- TASK -
Gather from the material every line that contains the string "title".

[Stored entries]

________

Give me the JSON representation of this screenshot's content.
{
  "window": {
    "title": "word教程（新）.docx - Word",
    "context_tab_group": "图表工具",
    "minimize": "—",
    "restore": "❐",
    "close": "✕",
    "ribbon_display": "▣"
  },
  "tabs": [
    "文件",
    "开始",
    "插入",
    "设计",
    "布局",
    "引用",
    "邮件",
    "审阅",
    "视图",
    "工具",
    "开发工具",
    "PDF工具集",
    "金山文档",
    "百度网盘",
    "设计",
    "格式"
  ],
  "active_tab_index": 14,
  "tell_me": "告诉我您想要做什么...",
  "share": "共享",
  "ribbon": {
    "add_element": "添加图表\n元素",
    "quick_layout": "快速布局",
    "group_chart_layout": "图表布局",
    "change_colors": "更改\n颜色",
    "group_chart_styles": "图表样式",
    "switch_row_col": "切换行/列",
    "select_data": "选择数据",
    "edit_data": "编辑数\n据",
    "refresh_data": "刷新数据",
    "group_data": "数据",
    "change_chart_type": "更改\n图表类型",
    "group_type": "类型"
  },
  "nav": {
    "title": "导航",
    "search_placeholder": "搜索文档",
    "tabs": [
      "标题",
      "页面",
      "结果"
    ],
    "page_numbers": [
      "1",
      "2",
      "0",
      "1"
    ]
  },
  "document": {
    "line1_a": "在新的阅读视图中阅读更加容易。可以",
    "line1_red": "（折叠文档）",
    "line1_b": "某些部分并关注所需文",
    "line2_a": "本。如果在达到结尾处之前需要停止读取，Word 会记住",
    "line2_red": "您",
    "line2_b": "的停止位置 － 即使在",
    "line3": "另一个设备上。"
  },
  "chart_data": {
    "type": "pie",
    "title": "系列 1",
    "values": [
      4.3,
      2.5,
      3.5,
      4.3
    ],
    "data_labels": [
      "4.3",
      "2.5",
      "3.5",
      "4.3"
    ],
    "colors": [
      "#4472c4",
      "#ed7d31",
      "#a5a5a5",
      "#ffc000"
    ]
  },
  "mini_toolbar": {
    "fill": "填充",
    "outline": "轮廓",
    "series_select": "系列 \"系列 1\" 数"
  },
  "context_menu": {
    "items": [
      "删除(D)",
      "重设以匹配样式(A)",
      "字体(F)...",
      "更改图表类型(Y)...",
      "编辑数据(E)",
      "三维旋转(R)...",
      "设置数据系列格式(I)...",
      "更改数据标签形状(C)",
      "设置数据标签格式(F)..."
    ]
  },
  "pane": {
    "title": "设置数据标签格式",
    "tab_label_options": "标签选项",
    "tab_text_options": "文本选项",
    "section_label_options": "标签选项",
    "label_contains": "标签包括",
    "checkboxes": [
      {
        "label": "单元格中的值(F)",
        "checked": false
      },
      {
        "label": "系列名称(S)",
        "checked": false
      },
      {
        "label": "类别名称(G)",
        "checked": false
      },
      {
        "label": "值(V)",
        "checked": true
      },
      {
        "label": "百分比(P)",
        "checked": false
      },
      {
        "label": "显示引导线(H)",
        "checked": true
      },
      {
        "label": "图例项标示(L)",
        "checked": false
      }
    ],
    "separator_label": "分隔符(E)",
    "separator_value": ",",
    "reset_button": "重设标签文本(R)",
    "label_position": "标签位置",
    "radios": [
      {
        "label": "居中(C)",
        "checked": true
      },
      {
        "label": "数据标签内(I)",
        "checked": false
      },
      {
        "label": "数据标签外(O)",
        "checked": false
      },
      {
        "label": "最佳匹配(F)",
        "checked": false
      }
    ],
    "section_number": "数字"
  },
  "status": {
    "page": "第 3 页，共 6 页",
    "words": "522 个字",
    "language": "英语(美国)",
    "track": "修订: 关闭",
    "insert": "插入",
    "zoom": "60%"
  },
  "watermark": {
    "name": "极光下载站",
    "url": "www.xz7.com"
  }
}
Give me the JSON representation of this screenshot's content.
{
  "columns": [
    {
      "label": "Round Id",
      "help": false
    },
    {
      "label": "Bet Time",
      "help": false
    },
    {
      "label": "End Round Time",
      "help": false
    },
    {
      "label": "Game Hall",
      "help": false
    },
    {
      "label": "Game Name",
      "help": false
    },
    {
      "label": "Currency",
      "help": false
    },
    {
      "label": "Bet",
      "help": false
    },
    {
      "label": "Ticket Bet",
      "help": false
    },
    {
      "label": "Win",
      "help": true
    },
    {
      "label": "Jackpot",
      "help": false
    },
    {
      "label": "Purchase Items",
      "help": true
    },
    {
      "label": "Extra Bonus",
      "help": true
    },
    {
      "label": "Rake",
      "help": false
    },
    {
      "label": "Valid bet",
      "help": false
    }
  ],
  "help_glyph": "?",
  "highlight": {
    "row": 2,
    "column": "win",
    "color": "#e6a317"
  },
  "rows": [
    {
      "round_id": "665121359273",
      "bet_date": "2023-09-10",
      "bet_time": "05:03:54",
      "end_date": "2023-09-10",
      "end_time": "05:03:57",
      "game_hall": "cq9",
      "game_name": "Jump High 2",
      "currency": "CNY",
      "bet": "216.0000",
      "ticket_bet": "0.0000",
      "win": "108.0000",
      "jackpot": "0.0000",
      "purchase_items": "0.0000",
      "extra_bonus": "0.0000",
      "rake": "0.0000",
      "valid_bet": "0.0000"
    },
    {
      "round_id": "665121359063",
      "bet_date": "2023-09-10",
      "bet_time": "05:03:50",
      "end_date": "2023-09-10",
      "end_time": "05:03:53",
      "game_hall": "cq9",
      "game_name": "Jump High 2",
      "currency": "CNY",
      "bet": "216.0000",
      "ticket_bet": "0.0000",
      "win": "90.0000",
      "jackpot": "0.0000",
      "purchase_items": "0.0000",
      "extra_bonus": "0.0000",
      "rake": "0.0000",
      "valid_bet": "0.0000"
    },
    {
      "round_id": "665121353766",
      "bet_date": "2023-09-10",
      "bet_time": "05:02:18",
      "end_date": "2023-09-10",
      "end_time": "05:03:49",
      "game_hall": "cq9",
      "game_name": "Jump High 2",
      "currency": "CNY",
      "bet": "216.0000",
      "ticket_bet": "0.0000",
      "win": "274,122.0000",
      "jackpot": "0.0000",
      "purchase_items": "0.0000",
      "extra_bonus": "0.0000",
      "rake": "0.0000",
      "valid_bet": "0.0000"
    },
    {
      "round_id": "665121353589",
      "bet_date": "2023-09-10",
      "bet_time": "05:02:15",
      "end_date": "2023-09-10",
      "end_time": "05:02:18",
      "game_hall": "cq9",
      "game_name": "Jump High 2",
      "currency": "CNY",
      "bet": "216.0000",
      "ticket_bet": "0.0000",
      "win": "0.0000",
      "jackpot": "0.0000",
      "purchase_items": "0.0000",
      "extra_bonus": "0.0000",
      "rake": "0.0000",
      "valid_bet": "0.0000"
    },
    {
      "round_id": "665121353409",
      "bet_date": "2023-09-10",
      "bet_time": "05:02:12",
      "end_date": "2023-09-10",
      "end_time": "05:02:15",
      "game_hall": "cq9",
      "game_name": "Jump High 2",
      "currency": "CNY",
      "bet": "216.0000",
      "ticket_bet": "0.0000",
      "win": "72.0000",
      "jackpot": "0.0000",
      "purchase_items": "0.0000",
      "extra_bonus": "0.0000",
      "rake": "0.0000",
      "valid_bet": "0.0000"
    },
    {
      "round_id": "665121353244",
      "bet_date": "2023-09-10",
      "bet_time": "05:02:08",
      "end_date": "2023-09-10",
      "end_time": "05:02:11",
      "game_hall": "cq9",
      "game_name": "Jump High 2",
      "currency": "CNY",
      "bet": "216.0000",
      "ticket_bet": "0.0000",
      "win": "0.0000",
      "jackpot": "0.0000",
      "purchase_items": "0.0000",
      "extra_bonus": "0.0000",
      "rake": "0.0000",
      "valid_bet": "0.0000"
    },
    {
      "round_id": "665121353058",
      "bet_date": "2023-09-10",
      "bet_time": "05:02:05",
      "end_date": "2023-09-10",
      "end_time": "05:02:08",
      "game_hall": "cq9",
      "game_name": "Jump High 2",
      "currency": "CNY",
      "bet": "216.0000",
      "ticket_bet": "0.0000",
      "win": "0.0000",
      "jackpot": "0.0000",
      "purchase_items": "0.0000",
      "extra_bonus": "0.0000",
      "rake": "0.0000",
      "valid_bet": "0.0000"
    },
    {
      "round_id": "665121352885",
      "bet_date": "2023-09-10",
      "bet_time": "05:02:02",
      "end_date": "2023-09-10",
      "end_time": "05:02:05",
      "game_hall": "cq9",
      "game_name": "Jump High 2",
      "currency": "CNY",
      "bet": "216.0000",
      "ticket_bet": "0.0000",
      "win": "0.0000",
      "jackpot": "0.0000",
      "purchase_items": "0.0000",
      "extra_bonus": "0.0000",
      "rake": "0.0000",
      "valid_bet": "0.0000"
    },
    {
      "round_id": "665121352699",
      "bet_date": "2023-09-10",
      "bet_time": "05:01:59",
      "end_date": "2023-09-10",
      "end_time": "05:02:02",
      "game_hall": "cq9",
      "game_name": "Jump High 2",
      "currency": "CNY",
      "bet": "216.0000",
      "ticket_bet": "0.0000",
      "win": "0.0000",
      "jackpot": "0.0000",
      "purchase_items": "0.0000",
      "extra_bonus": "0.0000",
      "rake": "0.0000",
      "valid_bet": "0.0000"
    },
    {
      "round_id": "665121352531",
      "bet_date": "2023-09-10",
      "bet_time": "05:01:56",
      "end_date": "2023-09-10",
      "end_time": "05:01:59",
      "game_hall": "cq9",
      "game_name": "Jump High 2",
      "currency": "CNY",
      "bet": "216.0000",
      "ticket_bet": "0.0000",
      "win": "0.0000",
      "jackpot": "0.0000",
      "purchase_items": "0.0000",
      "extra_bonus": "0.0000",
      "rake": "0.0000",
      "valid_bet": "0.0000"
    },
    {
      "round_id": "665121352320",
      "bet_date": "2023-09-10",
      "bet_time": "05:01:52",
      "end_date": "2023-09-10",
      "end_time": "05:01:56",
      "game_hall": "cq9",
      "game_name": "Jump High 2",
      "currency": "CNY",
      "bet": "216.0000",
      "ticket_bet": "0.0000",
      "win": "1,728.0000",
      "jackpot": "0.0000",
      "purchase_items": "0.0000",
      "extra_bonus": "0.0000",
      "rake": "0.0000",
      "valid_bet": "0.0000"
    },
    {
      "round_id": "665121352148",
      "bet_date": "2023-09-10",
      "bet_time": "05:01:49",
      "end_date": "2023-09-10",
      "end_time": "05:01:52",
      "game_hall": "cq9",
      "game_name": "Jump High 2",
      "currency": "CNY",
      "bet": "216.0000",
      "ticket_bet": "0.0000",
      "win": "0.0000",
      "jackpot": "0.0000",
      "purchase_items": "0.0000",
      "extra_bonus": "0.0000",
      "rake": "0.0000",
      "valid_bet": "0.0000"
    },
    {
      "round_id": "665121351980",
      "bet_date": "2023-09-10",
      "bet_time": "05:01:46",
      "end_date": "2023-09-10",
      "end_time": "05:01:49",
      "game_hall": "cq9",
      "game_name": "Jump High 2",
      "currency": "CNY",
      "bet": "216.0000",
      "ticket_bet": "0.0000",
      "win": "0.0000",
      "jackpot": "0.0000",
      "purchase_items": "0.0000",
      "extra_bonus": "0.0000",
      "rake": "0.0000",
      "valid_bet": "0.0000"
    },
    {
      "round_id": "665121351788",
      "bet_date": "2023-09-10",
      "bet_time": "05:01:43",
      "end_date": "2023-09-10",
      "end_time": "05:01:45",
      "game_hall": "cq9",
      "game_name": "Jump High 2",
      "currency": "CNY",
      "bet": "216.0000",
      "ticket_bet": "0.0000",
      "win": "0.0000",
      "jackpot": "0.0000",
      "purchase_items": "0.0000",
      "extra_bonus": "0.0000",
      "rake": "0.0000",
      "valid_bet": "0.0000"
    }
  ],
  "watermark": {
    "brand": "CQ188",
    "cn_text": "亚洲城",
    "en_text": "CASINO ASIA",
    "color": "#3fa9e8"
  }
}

________

- RESULT FOR THIS EXERCISE -
    "title": "word教程（新）.docx - Word",
    "title": "导航",
    "title": "系列 1",
    "title": "设置数据标签格式",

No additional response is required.